(Records)

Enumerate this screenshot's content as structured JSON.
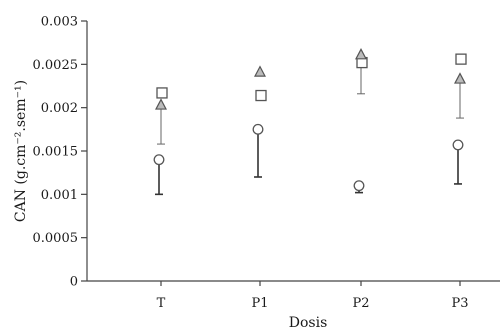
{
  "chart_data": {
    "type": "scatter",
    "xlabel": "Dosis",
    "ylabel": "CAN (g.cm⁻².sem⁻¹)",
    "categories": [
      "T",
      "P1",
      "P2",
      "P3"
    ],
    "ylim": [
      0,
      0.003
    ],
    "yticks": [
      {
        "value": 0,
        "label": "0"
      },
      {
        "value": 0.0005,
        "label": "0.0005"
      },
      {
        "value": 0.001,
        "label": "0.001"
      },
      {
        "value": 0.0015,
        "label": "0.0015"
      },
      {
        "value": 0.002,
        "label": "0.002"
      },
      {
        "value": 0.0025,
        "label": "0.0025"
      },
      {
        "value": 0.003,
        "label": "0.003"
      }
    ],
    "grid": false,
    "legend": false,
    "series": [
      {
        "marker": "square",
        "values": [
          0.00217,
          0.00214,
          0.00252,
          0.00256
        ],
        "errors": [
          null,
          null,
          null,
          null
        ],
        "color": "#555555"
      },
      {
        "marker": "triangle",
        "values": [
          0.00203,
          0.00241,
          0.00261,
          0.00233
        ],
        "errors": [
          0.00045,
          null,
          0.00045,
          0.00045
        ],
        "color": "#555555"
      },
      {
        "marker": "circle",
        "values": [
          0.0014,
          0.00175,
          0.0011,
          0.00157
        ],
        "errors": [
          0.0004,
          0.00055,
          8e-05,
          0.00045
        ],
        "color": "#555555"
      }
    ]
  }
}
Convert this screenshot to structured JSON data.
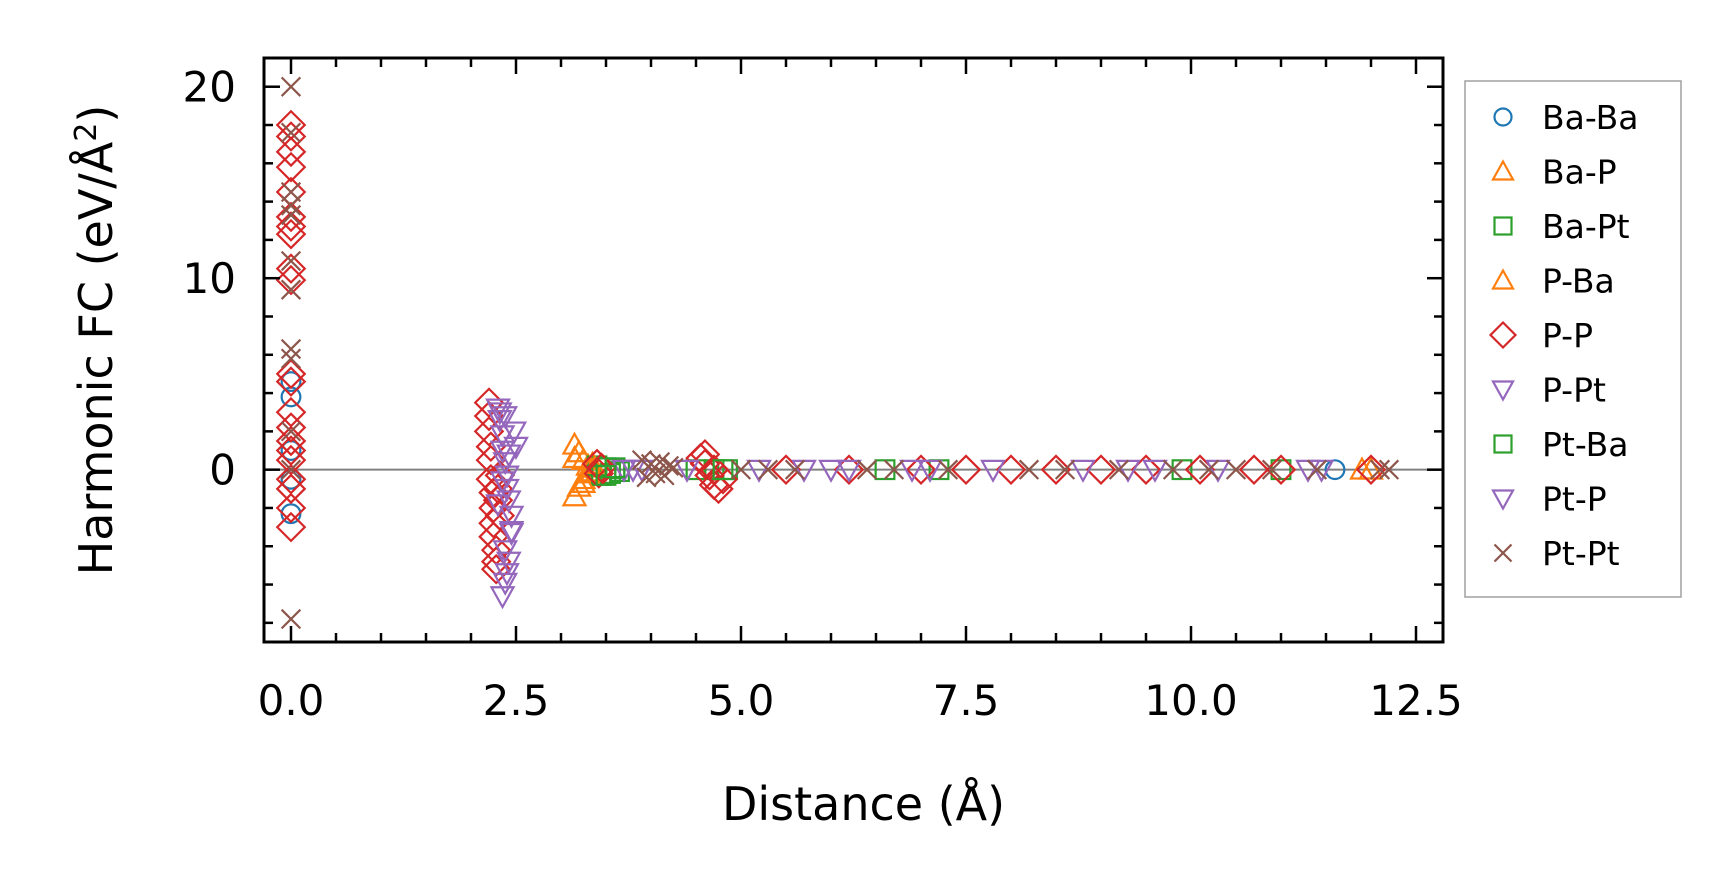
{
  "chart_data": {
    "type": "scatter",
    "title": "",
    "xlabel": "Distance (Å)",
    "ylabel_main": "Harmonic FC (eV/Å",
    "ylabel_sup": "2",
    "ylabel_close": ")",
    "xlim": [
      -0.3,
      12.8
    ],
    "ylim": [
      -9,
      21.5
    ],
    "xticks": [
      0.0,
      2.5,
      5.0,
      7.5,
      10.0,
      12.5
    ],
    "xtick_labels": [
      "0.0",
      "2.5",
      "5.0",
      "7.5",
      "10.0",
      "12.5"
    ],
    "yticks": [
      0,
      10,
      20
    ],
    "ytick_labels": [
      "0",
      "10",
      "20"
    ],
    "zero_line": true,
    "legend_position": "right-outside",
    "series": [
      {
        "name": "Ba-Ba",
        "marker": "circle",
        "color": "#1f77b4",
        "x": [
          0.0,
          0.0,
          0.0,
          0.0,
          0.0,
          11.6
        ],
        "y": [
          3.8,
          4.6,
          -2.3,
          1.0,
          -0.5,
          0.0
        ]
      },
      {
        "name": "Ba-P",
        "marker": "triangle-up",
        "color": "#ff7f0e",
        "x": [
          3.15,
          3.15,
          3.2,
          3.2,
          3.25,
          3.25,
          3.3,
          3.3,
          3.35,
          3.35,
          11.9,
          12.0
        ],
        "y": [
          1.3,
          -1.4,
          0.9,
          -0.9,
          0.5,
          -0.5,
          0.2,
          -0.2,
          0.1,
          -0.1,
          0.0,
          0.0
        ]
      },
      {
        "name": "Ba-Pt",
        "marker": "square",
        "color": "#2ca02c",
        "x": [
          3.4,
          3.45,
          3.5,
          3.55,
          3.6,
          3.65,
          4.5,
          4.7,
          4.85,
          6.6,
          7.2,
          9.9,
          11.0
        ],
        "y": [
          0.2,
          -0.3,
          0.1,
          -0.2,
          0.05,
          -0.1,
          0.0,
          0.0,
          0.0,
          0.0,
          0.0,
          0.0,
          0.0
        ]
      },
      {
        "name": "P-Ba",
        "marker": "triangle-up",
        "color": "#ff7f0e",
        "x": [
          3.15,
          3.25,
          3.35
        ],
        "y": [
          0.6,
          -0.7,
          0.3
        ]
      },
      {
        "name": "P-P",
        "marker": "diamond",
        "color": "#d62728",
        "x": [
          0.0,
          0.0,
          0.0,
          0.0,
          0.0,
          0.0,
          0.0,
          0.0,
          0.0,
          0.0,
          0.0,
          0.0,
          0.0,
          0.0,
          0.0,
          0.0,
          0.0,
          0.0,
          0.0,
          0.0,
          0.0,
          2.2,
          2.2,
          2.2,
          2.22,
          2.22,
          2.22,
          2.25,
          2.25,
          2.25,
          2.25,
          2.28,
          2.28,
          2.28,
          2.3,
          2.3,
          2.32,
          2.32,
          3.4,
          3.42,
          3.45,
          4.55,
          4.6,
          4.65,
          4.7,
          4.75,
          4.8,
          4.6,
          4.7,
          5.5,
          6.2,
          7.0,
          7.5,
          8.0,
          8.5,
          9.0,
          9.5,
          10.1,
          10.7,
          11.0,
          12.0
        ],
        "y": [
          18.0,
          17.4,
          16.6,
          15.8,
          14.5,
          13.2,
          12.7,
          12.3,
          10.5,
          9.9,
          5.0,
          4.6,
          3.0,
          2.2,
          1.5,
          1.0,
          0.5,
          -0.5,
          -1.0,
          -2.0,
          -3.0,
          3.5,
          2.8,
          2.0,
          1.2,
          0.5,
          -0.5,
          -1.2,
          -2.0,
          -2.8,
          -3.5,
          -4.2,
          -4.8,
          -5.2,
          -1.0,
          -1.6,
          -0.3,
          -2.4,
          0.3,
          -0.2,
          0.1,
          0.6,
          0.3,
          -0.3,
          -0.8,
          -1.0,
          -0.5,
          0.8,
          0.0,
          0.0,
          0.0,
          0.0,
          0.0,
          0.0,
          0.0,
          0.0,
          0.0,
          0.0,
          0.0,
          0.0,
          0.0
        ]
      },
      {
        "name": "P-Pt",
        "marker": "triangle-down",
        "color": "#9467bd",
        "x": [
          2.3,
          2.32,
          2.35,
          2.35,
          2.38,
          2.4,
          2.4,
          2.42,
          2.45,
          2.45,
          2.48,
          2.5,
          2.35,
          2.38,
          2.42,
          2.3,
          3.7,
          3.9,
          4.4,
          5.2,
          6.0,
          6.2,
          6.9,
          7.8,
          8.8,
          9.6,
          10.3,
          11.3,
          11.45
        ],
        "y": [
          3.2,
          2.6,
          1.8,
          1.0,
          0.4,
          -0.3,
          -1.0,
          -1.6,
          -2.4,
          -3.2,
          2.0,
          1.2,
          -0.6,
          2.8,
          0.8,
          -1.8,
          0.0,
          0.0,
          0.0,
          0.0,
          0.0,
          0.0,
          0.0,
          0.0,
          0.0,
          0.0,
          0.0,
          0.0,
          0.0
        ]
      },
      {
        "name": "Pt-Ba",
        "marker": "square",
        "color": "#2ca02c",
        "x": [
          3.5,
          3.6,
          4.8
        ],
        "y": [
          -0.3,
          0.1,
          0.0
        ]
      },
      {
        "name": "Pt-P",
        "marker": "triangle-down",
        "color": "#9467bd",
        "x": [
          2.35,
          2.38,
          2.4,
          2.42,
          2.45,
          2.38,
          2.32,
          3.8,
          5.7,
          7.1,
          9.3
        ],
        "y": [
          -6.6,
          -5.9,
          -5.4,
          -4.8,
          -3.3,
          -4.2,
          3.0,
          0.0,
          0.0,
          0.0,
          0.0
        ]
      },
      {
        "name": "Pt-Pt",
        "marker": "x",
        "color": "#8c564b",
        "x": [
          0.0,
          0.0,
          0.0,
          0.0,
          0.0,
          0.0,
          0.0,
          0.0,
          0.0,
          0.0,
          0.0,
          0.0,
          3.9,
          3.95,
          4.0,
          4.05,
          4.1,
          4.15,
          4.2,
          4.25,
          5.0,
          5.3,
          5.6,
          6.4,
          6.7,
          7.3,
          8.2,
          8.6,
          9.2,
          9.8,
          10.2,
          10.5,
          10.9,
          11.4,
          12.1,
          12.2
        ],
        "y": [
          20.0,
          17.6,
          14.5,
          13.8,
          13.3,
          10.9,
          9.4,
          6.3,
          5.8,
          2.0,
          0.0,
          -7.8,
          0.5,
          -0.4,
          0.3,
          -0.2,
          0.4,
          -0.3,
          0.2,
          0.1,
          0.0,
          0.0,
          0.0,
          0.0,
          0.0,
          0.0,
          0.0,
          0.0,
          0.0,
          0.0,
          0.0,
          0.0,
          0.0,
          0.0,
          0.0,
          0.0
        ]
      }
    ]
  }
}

Objective: List every line above that holds the word "structured".

Final result:
Enumerate this screenshot's content as structured JSON.
Convert this screenshot to structured JSON data.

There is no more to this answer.